Provided information:
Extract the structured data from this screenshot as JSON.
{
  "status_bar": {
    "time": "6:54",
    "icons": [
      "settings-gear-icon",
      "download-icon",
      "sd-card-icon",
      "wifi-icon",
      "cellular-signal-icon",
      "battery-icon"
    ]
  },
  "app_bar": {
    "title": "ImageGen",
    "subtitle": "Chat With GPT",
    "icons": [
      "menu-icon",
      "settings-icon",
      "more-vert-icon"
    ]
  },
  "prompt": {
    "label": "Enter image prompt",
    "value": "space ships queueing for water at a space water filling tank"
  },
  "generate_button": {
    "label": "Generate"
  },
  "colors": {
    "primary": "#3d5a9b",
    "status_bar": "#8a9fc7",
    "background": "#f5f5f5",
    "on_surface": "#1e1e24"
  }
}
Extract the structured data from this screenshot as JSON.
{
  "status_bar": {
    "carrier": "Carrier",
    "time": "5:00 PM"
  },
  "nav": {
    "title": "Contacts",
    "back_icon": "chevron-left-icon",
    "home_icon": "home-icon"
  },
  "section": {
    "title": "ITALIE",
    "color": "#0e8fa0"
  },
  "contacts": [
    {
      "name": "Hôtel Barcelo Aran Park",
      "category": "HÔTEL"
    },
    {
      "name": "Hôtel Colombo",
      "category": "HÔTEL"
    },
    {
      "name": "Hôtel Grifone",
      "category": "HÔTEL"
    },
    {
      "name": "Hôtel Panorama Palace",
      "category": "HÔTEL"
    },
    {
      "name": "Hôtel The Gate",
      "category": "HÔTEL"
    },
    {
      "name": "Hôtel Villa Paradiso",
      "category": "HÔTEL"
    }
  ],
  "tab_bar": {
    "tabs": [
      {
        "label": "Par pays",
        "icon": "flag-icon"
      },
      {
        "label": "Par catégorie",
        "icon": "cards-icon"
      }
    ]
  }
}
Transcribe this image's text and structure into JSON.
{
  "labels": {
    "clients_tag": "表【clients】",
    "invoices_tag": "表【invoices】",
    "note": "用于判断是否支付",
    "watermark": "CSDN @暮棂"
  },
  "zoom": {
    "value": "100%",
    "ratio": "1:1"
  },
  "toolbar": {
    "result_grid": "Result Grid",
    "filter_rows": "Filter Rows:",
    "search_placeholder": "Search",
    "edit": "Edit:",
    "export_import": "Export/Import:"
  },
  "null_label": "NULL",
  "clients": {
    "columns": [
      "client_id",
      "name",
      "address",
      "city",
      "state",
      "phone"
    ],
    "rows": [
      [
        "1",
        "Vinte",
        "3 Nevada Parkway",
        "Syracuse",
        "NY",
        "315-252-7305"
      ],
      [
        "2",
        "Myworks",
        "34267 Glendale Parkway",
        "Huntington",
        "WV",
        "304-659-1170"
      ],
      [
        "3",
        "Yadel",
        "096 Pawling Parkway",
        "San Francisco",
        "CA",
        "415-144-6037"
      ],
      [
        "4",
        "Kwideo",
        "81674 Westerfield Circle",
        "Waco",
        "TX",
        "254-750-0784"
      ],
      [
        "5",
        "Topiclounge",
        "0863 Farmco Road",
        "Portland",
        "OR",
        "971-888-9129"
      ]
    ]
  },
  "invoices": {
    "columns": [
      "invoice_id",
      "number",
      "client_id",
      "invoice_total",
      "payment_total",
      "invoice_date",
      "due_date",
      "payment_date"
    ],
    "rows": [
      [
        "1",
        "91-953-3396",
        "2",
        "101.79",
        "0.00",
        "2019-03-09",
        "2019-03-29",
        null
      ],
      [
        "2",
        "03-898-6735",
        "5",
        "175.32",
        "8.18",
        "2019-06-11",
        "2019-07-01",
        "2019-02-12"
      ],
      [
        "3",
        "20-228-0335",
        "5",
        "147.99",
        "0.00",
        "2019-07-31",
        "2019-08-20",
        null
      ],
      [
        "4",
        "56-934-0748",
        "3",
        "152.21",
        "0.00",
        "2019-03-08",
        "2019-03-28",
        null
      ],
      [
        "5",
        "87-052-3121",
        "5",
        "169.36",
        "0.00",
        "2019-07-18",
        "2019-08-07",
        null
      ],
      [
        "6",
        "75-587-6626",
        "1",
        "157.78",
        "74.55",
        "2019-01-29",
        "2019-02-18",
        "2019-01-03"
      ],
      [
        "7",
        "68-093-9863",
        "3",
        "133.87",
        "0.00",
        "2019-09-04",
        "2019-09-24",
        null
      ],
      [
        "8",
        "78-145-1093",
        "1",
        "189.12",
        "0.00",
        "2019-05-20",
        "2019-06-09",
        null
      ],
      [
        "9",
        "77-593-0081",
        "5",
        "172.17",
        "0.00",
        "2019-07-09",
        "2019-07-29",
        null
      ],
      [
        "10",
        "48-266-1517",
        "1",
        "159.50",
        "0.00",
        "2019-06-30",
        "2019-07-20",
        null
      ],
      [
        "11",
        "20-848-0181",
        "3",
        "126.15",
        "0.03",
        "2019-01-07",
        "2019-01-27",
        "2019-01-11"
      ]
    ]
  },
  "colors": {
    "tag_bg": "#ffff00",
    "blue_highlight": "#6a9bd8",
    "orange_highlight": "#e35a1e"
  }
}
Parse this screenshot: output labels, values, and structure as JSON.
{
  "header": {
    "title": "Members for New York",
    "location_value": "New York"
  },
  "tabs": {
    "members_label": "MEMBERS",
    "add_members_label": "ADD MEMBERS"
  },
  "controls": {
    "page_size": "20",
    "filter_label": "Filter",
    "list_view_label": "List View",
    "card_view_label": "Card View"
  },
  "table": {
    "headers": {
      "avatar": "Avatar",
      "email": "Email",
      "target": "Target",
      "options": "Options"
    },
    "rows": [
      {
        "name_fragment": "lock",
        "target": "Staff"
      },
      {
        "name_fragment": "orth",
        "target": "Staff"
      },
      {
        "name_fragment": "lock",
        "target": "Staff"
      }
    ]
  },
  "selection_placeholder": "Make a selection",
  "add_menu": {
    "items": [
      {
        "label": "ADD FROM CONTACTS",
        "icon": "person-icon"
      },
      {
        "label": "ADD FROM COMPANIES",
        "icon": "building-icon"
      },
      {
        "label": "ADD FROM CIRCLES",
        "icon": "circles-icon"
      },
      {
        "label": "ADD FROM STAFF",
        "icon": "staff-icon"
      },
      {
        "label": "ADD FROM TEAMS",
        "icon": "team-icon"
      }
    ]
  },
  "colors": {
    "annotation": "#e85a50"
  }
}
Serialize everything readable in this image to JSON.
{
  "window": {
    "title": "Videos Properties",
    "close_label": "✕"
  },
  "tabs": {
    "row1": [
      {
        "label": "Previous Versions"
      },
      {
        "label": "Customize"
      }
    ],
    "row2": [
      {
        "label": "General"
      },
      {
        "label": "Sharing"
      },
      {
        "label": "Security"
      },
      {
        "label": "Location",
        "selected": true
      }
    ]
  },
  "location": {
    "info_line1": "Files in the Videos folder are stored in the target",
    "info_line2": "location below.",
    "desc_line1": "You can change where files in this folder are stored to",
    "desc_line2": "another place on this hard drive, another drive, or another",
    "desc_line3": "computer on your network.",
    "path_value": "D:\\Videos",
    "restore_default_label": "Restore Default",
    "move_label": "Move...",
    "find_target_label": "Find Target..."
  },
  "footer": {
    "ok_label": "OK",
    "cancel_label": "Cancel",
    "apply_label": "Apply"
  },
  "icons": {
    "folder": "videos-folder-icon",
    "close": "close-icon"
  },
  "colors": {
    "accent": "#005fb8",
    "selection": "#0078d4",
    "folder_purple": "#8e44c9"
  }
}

Stated exercise: Repeat the whole listing exactly, keeping every line intact.

Answer:
Extract the structured data from this screenshot as JSON.
{
  "status_bar": {
    "time": "6:54",
    "icons": [
      "settings-gear-icon",
      "download-icon",
      "sd-card-icon",
      "wifi-icon",
      "cellular-signal-icon",
      "battery-icon"
    ]
  },
  "app_bar": {
    "title": "ImageGen",
    "subtitle": "Chat With GPT",
    "icons": [
      "menu-icon",
      "settings-icon",
      "more-vert-icon"
    ]
  },
  "prompt": {
    "label": "Enter image prompt",
    "value": "space ships queueing for water at a space water filling tank"
  },
  "generate_button": {
    "label": "Generate"
  },
  "colors": {
    "primary": "#3d5a9b",
    "status_bar": "#8a9fc7",
    "background": "#f5f5f5",
    "on_surface": "#1e1e24"
  }
}
Extract the structured data from this screenshot as JSON.
{
  "status_bar": {
    "carrier": "Carrier",
    "time": "5:00 PM"
  },
  "nav": {
    "title": "Contacts",
    "back_icon": "chevron-left-icon",
    "home_icon": "home-icon"
  },
  "section": {
    "title": "ITALIE",
    "color": "#0e8fa0"
  },
  "contacts": [
    {
      "name": "Hôtel Barcelo Aran Park",
      "category": "HÔTEL"
    },
    {
      "name": "Hôtel Colombo",
      "category": "HÔTEL"
    },
    {
      "name": "Hôtel Grifone",
      "category": "HÔTEL"
    },
    {
      "name": "Hôtel Panorama Palace",
      "category": "HÔTEL"
    },
    {
      "name": "Hôtel The Gate",
      "category": "HÔTEL"
    },
    {
      "name": "Hôtel Villa Paradiso",
      "category": "HÔTEL"
    }
  ],
  "tab_bar": {
    "tabs": [
      {
        "label": "Par pays",
        "icon": "flag-icon"
      },
      {
        "label": "Par catégorie",
        "icon": "cards-icon"
      }
    ]
  }
}
Transcribe this image's text and structure into JSON.
{
  "labels": {
    "clients_tag": "表【clients】",
    "invoices_tag": "表【invoices】",
    "note": "用于判断是否支付",
    "watermark": "CSDN @暮棂"
  },
  "zoom": {
    "value": "100%",
    "ratio": "1:1"
  },
  "toolbar": {
    "result_grid": "Result Grid",
    "filter_rows": "Filter Rows:",
    "search_placeholder": "Search",
    "edit": "Edit:",
    "export_import": "Export/Import:"
  },
  "null_label": "NULL",
  "clients": {
    "columns": [
      "client_id",
      "name",
      "address",
      "city",
      "state",
      "phone"
    ],
    "rows": [
      [
        "1",
        "Vinte",
        "3 Nevada Parkway",
        "Syracuse",
        "NY",
        "315-252-7305"
      ],
      [
        "2",
        "Myworks",
        "34267 Glendale Parkway",
        "Huntington",
        "WV",
        "304-659-1170"
      ],
      [
        "3",
        "Yadel",
        "096 Pawling Parkway",
        "San Francisco",
        "CA",
        "415-144-6037"
      ],
      [
        "4",
        "Kwideo",
        "81674 Westerfield Circle",
        "Waco",
        "TX",
        "254-750-0784"
      ],
      [
        "5",
        "Topiclounge",
        "0863 Farmco Road",
        "Portland",
        "OR",
        "971-888-9129"
      ]
    ]
  },
  "invoices": {
    "columns": [
      "invoice_id",
      "number",
      "client_id",
      "invoice_total",
      "payment_total",
      "invoice_date",
      "due_date",
      "payment_date"
    ],
    "rows": [
      [
        "1",
        "91-953-3396",
        "2",
        "101.79",
        "0.00",
        "2019-03-09",
        "2019-03-29",
        null
      ],
      [
        "2",
        "03-898-6735",
        "5",
        "175.32",
        "8.18",
        "2019-06-11",
        "2019-07-01",
        "2019-02-12"
      ],
      [
        "3",
        "20-228-0335",
        "5",
        "147.99",
        "0.00",
        "2019-07-31",
        "2019-08-20",
        null
      ],
      [
        "4",
        "56-934-0748",
        "3",
        "152.21",
        "0.00",
        "2019-03-08",
        "2019-03-28",
        null
      ],
      [
        "5",
        "87-052-3121",
        "5",
        "169.36",
        "0.00",
        "2019-07-18",
        "2019-08-07",
        null
      ],
      [
        "6",
        "75-587-6626",
        "1",
        "157.78",
        "74.55",
        "2019-01-29",
        "2019-02-18",
        "2019-01-03"
      ],
      [
        "7",
        "68-093-9863",
        "3",
        "133.87",
        "0.00",
        "2019-09-04",
        "2019-09-24",
        null
      ],
      [
        "8",
        "78-145-1093",
        "1",
        "189.12",
        "0.00",
        "2019-05-20",
        "2019-06-09",
        null
      ],
      [
        "9",
        "77-593-0081",
        "5",
        "172.17",
        "0.00",
        "2019-07-09",
        "2019-07-29",
        null
      ],
      [
        "10",
        "48-266-1517",
        "1",
        "159.50",
        "0.00",
        "2019-06-30",
        "2019-07-20",
        null
      ],
      [
        "11",
        "20-848-0181",
        "3",
        "126.15",
        "0.03",
        "2019-01-07",
        "2019-01-27",
        "2019-01-11"
      ]
    ]
  },
  "colors": {
    "tag_bg": "#ffff00",
    "blue_highlight": "#6a9bd8",
    "orange_highlight": "#e35a1e"
  }
}
Parse this screenshot: output labels, values, and structure as JSON.
{
  "header": {
    "title": "Members for New York",
    "location_value": "New York"
  },
  "tabs": {
    "members_label": "MEMBERS",
    "add_members_label": "ADD MEMBERS"
  },
  "controls": {
    "page_size": "20",
    "filter_label": "Filter",
    "list_view_label": "List View",
    "card_view_label": "Card View"
  },
  "table": {
    "headers": {
      "avatar": "Avatar",
      "email": "Email",
      "target": "Target",
      "options": "Options"
    },
    "rows": [
      {
        "name_fragment": "lock",
        "target": "Staff"
      },
      {
        "name_fragment": "orth",
        "target": "Staff"
      },
      {
        "name_fragment": "lock",
        "target": "Staff"
      }
    ]
  },
  "selection_placeholder": "Make a selection",
  "add_menu": {
    "items": [
      {
        "label": "ADD FROM CONTACTS",
        "icon": "person-icon"
      },
      {
        "label": "ADD FROM COMPANIES",
        "icon": "building-icon"
      },
      {
        "label": "ADD FROM CIRCLES",
        "icon": "circles-icon"
      },
      {
        "label": "ADD FROM STAFF",
        "icon": "staff-icon"
      },
      {
        "label": "ADD FROM TEAMS",
        "icon": "team-icon"
      }
    ]
  },
  "colors": {
    "annotation": "#e85a50"
  }
}
Serialize everything readable in this image to JSON.
{
  "window": {
    "title": "Videos Properties",
    "close_label": "✕"
  },
  "tabs": {
    "row1": [
      {
        "label": "Previous Versions"
      },
      {
        "label": "Customize"
      }
    ],
    "row2": [
      {
        "label": "General"
      },
      {
        "label": "Sharing"
      },
      {
        "label": "Security"
      },
      {
        "label": "Location",
        "selected": true
      }
    ]
  },
  "location": {
    "info_line1": "Files in the Videos folder are stored in the target",
    "info_line2": "location below.",
    "desc_line1": "You can change where files in this folder are stored to",
    "desc_line2": "another place on this hard drive, another drive, or another",
    "desc_line3": "computer on your network.",
    "path_value": "D:\\Videos",
    "restore_default_label": "Restore Default",
    "move_label": "Move...",
    "find_target_label": "Find Target..."
  },
  "footer": {
    "ok_label": "OK",
    "cancel_label": "Cancel",
    "apply_label": "Apply"
  },
  "icons": {
    "folder": "videos-folder-icon",
    "close": "close-icon"
  },
  "colors": {
    "accent": "#005fb8",
    "selection": "#0078d4",
    "folder_purple": "#8e44c9"
  }
}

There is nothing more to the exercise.